(Items from a dataset)
________________
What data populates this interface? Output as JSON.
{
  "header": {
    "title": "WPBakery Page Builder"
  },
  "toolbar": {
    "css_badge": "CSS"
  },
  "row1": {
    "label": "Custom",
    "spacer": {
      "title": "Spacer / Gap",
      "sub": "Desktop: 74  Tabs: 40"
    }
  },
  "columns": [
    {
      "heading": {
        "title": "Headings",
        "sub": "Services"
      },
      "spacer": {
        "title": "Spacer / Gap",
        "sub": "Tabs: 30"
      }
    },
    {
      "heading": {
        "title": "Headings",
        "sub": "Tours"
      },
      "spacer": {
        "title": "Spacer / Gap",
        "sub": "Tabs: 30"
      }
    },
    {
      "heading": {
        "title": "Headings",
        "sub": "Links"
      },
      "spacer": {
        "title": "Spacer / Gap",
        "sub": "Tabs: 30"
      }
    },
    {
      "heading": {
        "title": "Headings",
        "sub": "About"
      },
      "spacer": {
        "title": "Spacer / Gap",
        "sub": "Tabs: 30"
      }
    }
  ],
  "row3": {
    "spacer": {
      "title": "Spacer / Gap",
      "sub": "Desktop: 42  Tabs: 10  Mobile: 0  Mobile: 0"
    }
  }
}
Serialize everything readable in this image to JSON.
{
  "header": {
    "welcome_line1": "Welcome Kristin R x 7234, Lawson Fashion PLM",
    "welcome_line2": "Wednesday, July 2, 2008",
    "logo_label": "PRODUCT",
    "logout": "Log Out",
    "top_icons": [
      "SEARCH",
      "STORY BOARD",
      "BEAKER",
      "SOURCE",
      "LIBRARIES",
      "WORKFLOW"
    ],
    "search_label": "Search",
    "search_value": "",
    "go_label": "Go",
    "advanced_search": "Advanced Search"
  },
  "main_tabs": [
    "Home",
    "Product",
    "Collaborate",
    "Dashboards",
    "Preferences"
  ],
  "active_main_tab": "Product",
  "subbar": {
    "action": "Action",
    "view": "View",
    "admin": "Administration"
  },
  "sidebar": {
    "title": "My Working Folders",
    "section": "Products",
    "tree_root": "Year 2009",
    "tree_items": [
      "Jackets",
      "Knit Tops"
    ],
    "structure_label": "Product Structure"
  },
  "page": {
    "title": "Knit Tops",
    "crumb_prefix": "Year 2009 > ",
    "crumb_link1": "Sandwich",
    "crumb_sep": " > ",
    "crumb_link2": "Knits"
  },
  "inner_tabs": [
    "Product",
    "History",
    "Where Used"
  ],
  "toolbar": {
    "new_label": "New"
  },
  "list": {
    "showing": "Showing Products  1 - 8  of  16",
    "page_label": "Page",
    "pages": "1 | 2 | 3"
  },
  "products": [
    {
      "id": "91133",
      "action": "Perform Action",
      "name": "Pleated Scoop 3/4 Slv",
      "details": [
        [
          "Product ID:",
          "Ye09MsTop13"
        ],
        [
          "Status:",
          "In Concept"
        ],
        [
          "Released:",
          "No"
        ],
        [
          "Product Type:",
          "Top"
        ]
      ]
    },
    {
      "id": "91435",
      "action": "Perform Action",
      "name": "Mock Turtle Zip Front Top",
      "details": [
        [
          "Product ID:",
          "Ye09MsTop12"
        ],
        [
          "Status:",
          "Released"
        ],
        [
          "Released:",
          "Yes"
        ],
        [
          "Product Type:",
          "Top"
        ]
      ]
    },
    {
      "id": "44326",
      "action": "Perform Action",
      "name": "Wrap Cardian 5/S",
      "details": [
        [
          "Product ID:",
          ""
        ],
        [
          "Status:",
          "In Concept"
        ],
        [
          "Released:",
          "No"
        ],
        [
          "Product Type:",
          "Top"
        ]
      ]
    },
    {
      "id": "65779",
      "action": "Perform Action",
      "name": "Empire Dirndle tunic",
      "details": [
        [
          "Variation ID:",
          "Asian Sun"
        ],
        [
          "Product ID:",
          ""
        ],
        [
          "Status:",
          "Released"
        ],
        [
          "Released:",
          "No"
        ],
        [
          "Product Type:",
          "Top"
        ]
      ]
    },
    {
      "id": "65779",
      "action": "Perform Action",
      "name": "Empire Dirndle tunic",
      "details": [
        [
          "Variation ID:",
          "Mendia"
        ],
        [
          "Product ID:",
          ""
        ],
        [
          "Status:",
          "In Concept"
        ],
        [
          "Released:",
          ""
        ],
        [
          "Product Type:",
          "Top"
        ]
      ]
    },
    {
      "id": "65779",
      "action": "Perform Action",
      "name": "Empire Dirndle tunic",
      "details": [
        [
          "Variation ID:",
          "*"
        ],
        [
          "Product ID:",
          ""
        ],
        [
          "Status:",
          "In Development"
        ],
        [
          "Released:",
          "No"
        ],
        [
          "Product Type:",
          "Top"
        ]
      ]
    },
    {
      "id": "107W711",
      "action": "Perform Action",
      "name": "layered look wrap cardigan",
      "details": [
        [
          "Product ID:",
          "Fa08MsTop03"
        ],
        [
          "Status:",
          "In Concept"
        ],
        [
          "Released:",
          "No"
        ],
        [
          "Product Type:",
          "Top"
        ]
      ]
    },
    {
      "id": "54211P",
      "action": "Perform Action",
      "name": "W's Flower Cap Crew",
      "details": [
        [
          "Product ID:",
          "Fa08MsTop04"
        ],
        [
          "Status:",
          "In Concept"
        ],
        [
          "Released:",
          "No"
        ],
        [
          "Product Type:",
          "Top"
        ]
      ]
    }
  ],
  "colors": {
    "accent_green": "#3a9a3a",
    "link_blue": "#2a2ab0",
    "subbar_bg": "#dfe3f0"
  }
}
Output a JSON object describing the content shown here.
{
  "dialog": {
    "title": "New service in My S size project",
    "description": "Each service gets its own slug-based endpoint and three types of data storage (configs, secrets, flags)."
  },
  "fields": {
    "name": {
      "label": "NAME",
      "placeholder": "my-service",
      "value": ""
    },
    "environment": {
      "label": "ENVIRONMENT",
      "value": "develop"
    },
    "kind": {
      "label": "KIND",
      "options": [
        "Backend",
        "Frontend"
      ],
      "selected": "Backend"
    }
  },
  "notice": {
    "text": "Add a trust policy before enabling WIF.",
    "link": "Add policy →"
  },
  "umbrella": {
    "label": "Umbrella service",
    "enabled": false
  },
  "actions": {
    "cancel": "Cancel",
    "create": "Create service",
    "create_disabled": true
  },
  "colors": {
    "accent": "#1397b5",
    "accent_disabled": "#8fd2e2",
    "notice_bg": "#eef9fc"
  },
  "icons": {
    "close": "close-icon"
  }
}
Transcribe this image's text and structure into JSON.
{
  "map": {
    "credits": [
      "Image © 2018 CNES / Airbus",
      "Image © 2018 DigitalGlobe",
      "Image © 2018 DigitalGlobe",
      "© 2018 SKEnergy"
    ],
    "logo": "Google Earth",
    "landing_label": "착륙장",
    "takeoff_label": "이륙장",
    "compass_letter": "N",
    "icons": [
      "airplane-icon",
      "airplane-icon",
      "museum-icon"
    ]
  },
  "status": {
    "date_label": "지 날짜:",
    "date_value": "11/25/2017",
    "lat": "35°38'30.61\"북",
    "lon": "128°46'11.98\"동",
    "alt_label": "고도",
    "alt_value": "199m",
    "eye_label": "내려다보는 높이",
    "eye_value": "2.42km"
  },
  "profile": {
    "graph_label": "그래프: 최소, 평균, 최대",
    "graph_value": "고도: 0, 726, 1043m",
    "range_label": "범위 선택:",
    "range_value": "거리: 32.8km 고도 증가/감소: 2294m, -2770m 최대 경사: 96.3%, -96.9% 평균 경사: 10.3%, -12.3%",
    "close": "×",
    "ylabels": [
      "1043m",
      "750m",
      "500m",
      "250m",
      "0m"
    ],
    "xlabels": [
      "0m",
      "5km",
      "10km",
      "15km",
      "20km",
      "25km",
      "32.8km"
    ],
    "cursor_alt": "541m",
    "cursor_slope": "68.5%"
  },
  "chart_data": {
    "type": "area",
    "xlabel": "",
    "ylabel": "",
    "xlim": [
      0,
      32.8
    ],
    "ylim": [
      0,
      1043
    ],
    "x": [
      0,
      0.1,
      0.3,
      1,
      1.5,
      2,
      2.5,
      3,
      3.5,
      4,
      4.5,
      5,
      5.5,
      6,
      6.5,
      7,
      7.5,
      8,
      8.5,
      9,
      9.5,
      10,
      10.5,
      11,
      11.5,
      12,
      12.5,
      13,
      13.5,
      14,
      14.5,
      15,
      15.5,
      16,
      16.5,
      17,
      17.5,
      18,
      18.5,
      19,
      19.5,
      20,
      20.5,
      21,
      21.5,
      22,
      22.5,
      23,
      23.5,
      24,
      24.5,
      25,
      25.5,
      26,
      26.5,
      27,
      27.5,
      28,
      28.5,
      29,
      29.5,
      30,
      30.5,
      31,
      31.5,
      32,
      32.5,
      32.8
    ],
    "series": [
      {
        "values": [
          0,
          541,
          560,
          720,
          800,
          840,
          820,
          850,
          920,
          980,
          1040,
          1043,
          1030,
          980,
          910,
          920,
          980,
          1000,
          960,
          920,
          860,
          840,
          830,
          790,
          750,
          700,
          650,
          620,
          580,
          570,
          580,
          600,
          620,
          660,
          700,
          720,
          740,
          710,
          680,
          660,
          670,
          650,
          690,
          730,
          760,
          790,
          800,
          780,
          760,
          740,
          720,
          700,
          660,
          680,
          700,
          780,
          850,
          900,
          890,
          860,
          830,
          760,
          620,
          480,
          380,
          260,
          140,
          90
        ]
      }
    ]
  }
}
________________
**Goal:**
Which lines of the material contain the string "Output"? List each of them.

**Exercise result:**
What data populates this interface? Output as JSON.
Output a JSON object describing the content shown here.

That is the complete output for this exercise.